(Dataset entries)
☆ ☆ ☆ ☆ ☆ ☆ ☆
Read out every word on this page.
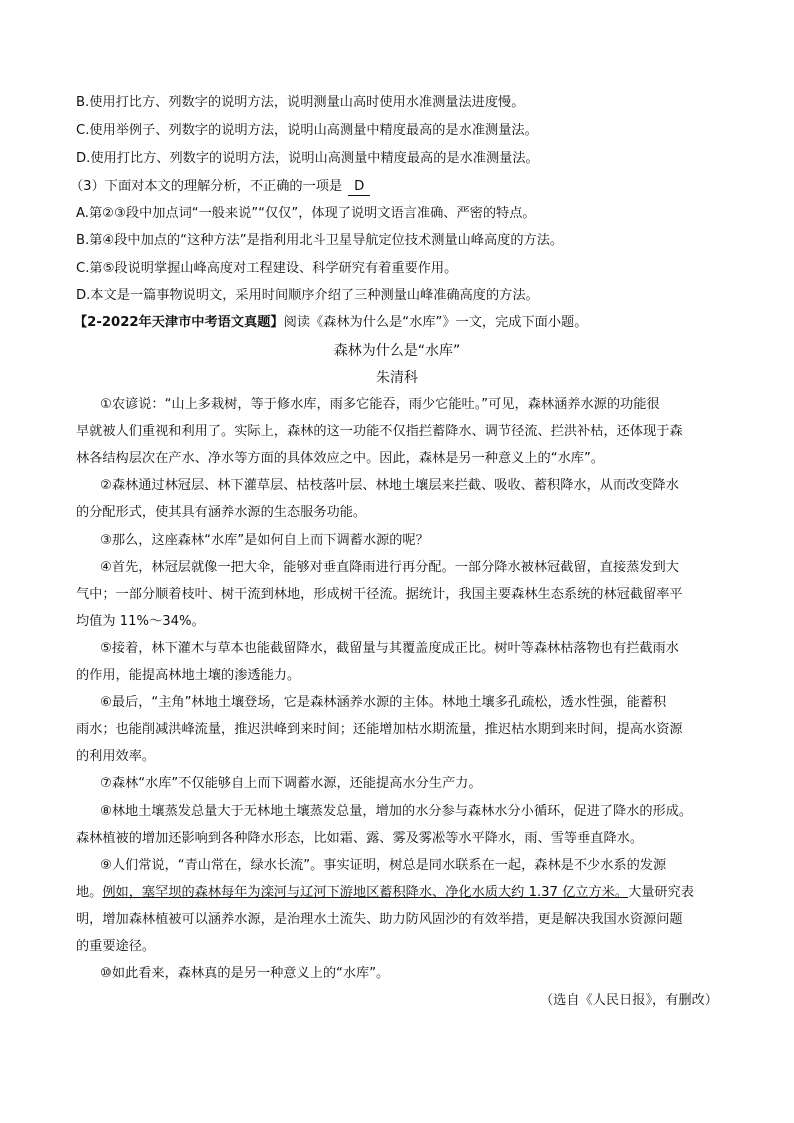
B.使用打比方、列数字的说明方法，说明测量山高时使用水准测量法进度慢。
C.使用举例子、列数字的说明方法，说明山高测量中精度最高的是水准测量法。
D.使用打比方、列数字的说明方法，说明山高测量中精度最高的是水准测量法。
（3）下面对本文的理解分析，不正确的一项是 D
A.第②③段中加点词“一般来说”“仅仅”，体现了说明文语言准确、严密的特点。
B.第④段中加点的“这种方法”是指利用北斗卫星导航定位技术测量山峰高度的方法。
C.第⑤段说明掌握山峰高度对工程建设、科学研究有着重要作用。
D.本文是一篇事物说明文，采用时间顺序介绍了三种测量山峰准确高度的方法。
【2-2022年天津市中考语文真题】阅读《森林为什么是“水库”》一文，完成下面小题。
森林为什么是“水库”
朱清科
①农谚说：“山上多栽树，等于修水库，雨多它能吞，雨少它能吐。”可见，森林涵养水源的功能很
早就被人们重视和利用了。实际上，森林的这一功能不仅指拦蓄降水、调节径流、拦洪补枯，还体现于森
林各结构层次在产水、净水等方面的具体效应之中。因此，森林是另一种意义上的“水库”。
②森林通过林冠层、林下灌草层、枯枝落叶层、林地土壤层来拦截、吸收、蓄积降水，从而改变降水
的分配形式，使其具有涵养水源的生态服务功能。
③那么，这座森林“水库”是如何自上而下调蓄水源的呢？
④首先，林冠层就像一把大伞，能够对垂直降雨进行再分配。一部分降水被林冠截留，直接蒸发到大
气中；一部分顺着枝叶、树干流到林地，形成树干径流。据统计，我国主要森林生态系统的林冠截留率平
均值为 11%～34%。
⑤接着，林下灌木与草本也能截留降水，截留量与其覆盖度成正比。树叶等森林枯落物也有拦截雨水
的作用，能提高林地土壤的渗透能力。
⑥最后，“主角”林地土壤登场，它是森林涵养水源的主体。林地土壤多孔疏松，透水性强，能蓄积
雨水；也能削减洪峰流量，推迟洪峰到来时间；还能增加枯水期流量，推迟枯水期到来时间，提高水资源
的利用效率。
⑦森林“水库”不仅能够自上而下调蓄水源，还能提高水分生产力。
⑧林地土壤蒸发总量大于无林地土壤蒸发总量，增加的水分参与森林水分小循环，促进了降水的形成。
森林植被的增加还影响到各种降水形态，比如霜、露、雾及雾凇等水平降水，雨、雪等垂直降水。
⑨人们常说，“青山常在，绿水长流”。事实证明，树总是同水联系在一起，森林是不少水系的发源
地。例如，塞罕坝的森林每年为滦河与辽河下游地区蓄积降水、净化水质大约 1.37 亿立方米。大量研究表
明，增加森林植被可以涵养水源，是治理水土流失、助力防风固沙的有效举措，更是解决我国水资源问题
的重要途径。
⑩如此看来，森林真的是另一种意义上的“水库”。
（选自《人民日报》，有删改）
☆ ☆ ☆ ☆ ☆ ☆ ☆
#### REQUEST
Give every line back word for word and leave the pictures out.

#### REPLY
Read out every word on this page.
B.使用打比方、列数字的说明方法，说明测量山高时使用水准测量法进度慢。
C.使用举例子、列数字的说明方法，说明山高测量中精度最高的是水准测量法。
D.使用打比方、列数字的说明方法，说明山高测量中精度最高的是水准测量法。
（3）下面对本文的理解分析，不正确的一项是 D
A.第②③段中加点词“一般来说”“仅仅”，体现了说明文语言准确、严密的特点。
B.第④段中加点的“这种方法”是指利用北斗卫星导航定位技术测量山峰高度的方法。
C.第⑤段说明掌握山峰高度对工程建设、科学研究有着重要作用。
D.本文是一篇事物说明文，采用时间顺序介绍了三种测量山峰准确高度的方法。
【2-2022年天津市中考语文真题】阅读《森林为什么是“水库”》一文，完成下面小题。
森林为什么是“水库”
朱清科
①农谚说：“山上多栽树，等于修水库，雨多它能吞，雨少它能吐。”可见，森林涵养水源的功能很
早就被人们重视和利用了。实际上，森林的这一功能不仅指拦蓄降水、调节径流、拦洪补枯，还体现于森
林各结构层次在产水、净水等方面的具体效应之中。因此，森林是另一种意义上的“水库”。
②森林通过林冠层、林下灌草层、枯枝落叶层、林地土壤层来拦截、吸收、蓄积降水，从而改变降水
的分配形式，使其具有涵养水源的生态服务功能。
③那么，这座森林“水库”是如何自上而下调蓄水源的呢？
④首先，林冠层就像一把大伞，能够对垂直降雨进行再分配。一部分降水被林冠截留，直接蒸发到大
气中；一部分顺着枝叶、树干流到林地，形成树干径流。据统计，我国主要森林生态系统的林冠截留率平
均值为 11%～34%。
⑤接着，林下灌木与草本也能截留降水，截留量与其覆盖度成正比。树叶等森林枯落物也有拦截雨水
的作用，能提高林地土壤的渗透能力。
⑥最后，“主角”林地土壤登场，它是森林涵养水源的主体。林地土壤多孔疏松，透水性强，能蓄积
雨水；也能削减洪峰流量，推迟洪峰到来时间；还能增加枯水期流量，推迟枯水期到来时间，提高水资源
的利用效率。
⑦森林“水库”不仅能够自上而下调蓄水源，还能提高水分生产力。
⑧林地土壤蒸发总量大于无林地土壤蒸发总量，增加的水分参与森林水分小循环，促进了降水的形成。
森林植被的增加还影响到各种降水形态，比如霜、露、雾及雾凇等水平降水，雨、雪等垂直降水。
⑨人们常说，“青山常在，绿水长流”。事实证明，树总是同水联系在一起，森林是不少水系的发源
地。例如，塞罕坝的森林每年为滦河与辽河下游地区蓄积降水、净化水质大约 1.37 亿立方米。大量研究表
明，增加森林植被可以涵养水源，是治理水土流失、助力防风固沙的有效举措，更是解决我国水资源问题
的重要途径。
⑩如此看来，森林真的是另一种意义上的“水库”。
（选自《人民日报》，有删改）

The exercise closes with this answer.